# Task details
Write out the entire listing below exactly as it appears, minus any pictures.
* BEGIN Extracted data *
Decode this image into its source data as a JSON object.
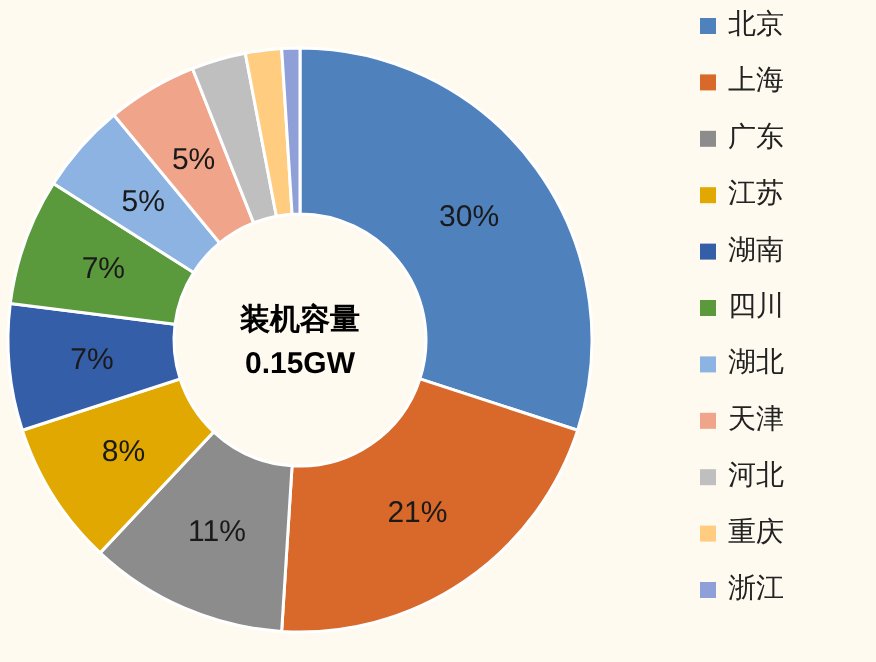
{
  "chart_data": {
    "type": "donut",
    "categories": [
      "北京",
      "上海",
      "广东",
      "江苏",
      "湖南",
      "四川",
      "湖北",
      "天津",
      "河北",
      "重庆",
      "浙江"
    ],
    "values": [
      30,
      21,
      11,
      8,
      7,
      7,
      5,
      5,
      3,
      2,
      1
    ],
    "value_labels": [
      "30%",
      "21%",
      "11%",
      "8%",
      "7%",
      "7%",
      "5%",
      "5%",
      null,
      null,
      null
    ],
    "colors": [
      "#4f81bd",
      "#d8692a",
      "#8c8c8c",
      "#e0a800",
      "#355ea8",
      "#5b9a3c",
      "#8db3e2",
      "#f0a48a",
      "#bfbfbf",
      "#ffcc80",
      "#8fa0d8"
    ],
    "annotations": [
      "装机容量",
      "0.15GW"
    ],
    "legend": "right"
  }
}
* END Extracted data *
# Solution to the exercise
Decode this image into its source data as a JSON object.
{
  "chart_data": {
    "type": "donut",
    "categories": [
      "北京",
      "上海",
      "广东",
      "江苏",
      "湖南",
      "四川",
      "湖北",
      "天津",
      "河北",
      "重庆",
      "浙江"
    ],
    "values": [
      30,
      21,
      11,
      8,
      7,
      7,
      5,
      5,
      3,
      2,
      1
    ],
    "value_labels": [
      "30%",
      "21%",
      "11%",
      "8%",
      "7%",
      "7%",
      "5%",
      "5%",
      null,
      null,
      null
    ],
    "colors": [
      "#4f81bd",
      "#d8692a",
      "#8c8c8c",
      "#e0a800",
      "#355ea8",
      "#5b9a3c",
      "#8db3e2",
      "#f0a48a",
      "#bfbfbf",
      "#ffcc80",
      "#8fa0d8"
    ],
    "annotations": [
      "装机容量",
      "0.15GW"
    ],
    "legend": "right"
  }
}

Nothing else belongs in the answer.